"""

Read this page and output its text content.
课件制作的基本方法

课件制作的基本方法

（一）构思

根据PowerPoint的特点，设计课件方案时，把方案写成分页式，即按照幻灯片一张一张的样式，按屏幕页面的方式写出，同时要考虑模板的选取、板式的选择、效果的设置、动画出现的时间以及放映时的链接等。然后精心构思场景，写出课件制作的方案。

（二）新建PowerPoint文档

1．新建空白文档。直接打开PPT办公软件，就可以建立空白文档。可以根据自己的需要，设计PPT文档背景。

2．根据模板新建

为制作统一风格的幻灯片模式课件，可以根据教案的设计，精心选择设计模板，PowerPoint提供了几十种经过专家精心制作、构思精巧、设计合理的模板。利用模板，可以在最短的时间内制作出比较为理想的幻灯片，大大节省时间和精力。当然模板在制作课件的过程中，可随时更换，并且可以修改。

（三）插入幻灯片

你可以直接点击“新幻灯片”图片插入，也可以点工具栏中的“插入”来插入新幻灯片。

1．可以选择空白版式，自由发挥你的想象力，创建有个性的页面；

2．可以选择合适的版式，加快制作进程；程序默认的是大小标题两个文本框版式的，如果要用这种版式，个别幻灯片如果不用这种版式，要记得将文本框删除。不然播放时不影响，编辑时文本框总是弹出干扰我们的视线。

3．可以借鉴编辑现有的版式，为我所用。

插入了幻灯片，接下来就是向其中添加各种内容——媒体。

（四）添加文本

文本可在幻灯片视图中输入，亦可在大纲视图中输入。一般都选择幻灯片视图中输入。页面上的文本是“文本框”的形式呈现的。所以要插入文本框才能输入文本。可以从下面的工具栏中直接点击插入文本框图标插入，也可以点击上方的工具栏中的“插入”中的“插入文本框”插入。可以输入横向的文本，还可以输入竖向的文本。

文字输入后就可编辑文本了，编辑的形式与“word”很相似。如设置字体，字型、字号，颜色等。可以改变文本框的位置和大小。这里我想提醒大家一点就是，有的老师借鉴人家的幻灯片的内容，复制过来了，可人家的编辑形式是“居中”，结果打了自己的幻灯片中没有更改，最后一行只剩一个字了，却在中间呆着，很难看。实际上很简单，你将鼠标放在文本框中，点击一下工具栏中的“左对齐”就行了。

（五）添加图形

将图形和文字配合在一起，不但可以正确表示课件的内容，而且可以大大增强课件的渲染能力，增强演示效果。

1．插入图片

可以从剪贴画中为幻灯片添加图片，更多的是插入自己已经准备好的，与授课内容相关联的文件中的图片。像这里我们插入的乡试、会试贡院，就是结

"""
"""

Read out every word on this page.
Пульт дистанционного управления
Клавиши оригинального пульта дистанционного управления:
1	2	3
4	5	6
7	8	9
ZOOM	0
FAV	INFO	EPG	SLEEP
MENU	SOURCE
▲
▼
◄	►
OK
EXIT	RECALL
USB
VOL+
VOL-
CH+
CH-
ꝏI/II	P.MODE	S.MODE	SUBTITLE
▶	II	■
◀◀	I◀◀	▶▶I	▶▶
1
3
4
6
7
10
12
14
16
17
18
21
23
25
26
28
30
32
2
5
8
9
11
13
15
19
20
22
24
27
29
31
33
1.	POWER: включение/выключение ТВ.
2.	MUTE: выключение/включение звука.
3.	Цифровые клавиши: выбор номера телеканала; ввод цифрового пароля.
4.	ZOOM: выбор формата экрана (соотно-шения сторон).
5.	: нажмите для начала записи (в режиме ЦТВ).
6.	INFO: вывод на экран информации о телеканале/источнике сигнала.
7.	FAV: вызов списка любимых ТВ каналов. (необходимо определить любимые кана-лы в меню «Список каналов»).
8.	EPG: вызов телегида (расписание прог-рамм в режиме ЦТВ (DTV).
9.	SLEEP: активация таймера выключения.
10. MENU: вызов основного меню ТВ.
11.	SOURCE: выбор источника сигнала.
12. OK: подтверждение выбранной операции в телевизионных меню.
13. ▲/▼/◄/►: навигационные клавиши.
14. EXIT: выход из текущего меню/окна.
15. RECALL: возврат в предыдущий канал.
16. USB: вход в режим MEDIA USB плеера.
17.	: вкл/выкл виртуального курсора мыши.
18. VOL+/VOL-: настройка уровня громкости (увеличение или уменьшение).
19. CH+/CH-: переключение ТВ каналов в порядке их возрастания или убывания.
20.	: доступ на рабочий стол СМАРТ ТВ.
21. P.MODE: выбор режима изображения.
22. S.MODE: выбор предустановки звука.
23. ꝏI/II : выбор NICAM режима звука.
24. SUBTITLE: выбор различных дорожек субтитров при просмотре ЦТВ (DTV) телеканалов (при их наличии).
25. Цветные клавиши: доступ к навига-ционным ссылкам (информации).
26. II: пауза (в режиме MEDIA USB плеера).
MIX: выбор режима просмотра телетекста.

"""

• **Problem details**: Where a line holds "информации", copy it out.

• **Answer to the problem**:
6.	INFO: вывод на экран информации о телеканале/источнике сигнала.
25. Цветные клавиши: доступ к навига-ционным ссылкам (информации).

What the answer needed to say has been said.